--- start of Given records ---

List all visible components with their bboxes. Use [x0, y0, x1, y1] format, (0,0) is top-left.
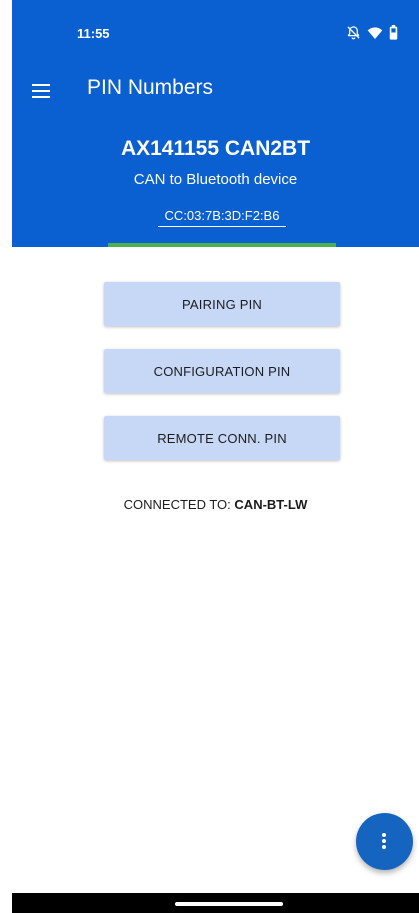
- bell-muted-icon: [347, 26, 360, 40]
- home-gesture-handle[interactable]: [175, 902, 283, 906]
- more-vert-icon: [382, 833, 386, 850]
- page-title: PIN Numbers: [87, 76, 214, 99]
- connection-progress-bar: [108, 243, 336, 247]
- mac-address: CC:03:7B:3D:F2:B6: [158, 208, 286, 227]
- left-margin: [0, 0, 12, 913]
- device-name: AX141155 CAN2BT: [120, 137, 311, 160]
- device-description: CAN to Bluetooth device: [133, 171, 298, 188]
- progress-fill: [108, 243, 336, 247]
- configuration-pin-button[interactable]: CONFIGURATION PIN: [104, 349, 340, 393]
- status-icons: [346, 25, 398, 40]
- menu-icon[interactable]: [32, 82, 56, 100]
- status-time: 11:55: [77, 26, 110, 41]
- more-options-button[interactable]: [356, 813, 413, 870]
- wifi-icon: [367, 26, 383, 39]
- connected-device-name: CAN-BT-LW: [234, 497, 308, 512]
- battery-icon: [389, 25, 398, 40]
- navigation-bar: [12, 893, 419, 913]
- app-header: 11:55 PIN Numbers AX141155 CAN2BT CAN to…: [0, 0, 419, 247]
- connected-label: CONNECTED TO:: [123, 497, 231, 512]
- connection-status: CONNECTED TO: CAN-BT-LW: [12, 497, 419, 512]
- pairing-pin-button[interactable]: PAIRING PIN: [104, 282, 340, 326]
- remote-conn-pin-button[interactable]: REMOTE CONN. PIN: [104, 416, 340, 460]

--- end of Given records ---

The request
Put the lines of the data into a JSON list of strings, one string per line and no blank lines, starting with the line that contains "- bell-muted-icon: [347, 26, 360, 40]" and going on through the line that contains "- status-icons: [346, 25, 398, 40]".

Problem solution
[
  "- bell-muted-icon: [347, 26, 360, 40]",
  "- home-gesture-handle[interactable]: [175, 902, 283, 906]",
  "- more-vert-icon: [382, 833, 386, 850]",
  "- page-title: PIN Numbers: [87, 76, 214, 99]",
  "- connection-progress-bar: [108, 243, 336, 247]",
  "- mac-address: CC:03:7B:3D:F2:B6: [158, 208, 286, 227]",
  "- left-margin: [0, 0, 12, 913]",
  "- device-name: AX141155 CAN2BT: [120, 137, 311, 160]",
  "- device-description: CAN to Bluetooth device: [133, 171, 298, 188]",
  "- progress-fill: [108, 243, 336, 247]",
  "- configuration-pin-button[interactable]: CONFIGURATION PIN: [104, 349, 340, 393]",
  "- status-icons: [346, 25, 398, 40]"
]